RECORD SET:
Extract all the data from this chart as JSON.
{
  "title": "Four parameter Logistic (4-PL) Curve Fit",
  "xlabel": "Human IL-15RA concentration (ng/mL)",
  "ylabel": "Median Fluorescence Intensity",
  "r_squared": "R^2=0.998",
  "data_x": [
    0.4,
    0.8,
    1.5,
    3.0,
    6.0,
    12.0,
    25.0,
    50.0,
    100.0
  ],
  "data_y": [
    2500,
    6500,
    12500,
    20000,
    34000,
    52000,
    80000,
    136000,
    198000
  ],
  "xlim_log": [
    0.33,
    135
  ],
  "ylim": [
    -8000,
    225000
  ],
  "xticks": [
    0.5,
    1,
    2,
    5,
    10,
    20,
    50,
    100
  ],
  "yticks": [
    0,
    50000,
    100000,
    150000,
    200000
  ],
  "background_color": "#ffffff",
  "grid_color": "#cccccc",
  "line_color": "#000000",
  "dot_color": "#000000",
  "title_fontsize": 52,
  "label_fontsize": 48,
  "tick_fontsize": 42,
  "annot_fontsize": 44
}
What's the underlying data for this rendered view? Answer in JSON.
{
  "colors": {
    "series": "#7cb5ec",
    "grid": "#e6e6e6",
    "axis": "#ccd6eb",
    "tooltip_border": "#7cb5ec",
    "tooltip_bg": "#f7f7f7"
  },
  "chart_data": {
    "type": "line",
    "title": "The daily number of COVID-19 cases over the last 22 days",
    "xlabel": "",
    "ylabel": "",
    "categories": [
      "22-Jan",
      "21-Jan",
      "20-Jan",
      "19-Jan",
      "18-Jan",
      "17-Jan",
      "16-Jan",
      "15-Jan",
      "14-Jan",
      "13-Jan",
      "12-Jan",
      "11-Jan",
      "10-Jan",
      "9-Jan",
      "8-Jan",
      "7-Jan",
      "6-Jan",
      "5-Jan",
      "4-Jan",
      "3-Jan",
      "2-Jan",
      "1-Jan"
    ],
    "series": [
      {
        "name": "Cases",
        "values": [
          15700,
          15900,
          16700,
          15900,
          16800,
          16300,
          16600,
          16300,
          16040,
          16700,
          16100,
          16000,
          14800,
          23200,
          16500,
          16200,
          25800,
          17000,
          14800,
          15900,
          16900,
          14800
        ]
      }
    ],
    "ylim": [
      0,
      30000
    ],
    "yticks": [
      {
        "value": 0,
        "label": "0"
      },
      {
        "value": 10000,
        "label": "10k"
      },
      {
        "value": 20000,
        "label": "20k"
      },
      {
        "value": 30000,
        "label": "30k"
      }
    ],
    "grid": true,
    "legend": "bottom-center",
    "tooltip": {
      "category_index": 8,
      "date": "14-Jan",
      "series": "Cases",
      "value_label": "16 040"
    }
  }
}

YOUR GOAL: The records above should be repeated in full, exactly as given.

EXERCISE OUTPUT:
Extract all the data from this chart as JSON.
{
  "title": "Four parameter Logistic (4-PL) Curve Fit",
  "xlabel": "Human IL-15RA concentration (ng/mL)",
  "ylabel": "Median Fluorescence Intensity",
  "r_squared": "R^2=0.998",
  "data_x": [
    0.4,
    0.8,
    1.5,
    3.0,
    6.0,
    12.0,
    25.0,
    50.0,
    100.0
  ],
  "data_y": [
    2500,
    6500,
    12500,
    20000,
    34000,
    52000,
    80000,
    136000,
    198000
  ],
  "xlim_log": [
    0.33,
    135
  ],
  "ylim": [
    -8000,
    225000
  ],
  "xticks": [
    0.5,
    1,
    2,
    5,
    10,
    20,
    50,
    100
  ],
  "yticks": [
    0,
    50000,
    100000,
    150000,
    200000
  ],
  "background_color": "#ffffff",
  "grid_color": "#cccccc",
  "line_color": "#000000",
  "dot_color": "#000000",
  "title_fontsize": 52,
  "label_fontsize": 48,
  "tick_fontsize": 42,
  "annot_fontsize": 44
}
What's the underlying data for this rendered view? Answer in JSON.
{
  "colors": {
    "series": "#7cb5ec",
    "grid": "#e6e6e6",
    "axis": "#ccd6eb",
    "tooltip_border": "#7cb5ec",
    "tooltip_bg": "#f7f7f7"
  },
  "chart_data": {
    "type": "line",
    "title": "The daily number of COVID-19 cases over the last 22 days",
    "xlabel": "",
    "ylabel": "",
    "categories": [
      "22-Jan",
      "21-Jan",
      "20-Jan",
      "19-Jan",
      "18-Jan",
      "17-Jan",
      "16-Jan",
      "15-Jan",
      "14-Jan",
      "13-Jan",
      "12-Jan",
      "11-Jan",
      "10-Jan",
      "9-Jan",
      "8-Jan",
      "7-Jan",
      "6-Jan",
      "5-Jan",
      "4-Jan",
      "3-Jan",
      "2-Jan",
      "1-Jan"
    ],
    "series": [
      {
        "name": "Cases",
        "values": [
          15700,
          15900,
          16700,
          15900,
          16800,
          16300,
          16600,
          16300,
          16040,
          16700,
          16100,
          16000,
          14800,
          23200,
          16500,
          16200,
          25800,
          17000,
          14800,
          15900,
          16900,
          14800
        ]
      }
    ],
    "ylim": [
      0,
      30000
    ],
    "yticks": [
      {
        "value": 0,
        "label": "0"
      },
      {
        "value": 10000,
        "label": "10k"
      },
      {
        "value": 20000,
        "label": "20k"
      },
      {
        "value": 30000,
        "label": "30k"
      }
    ],
    "grid": true,
    "legend": "bottom-center",
    "tooltip": {
      "category_index": 8,
      "date": "14-Jan",
      "series": "Cases",
      "value_label": "16 040"
    }
  }
}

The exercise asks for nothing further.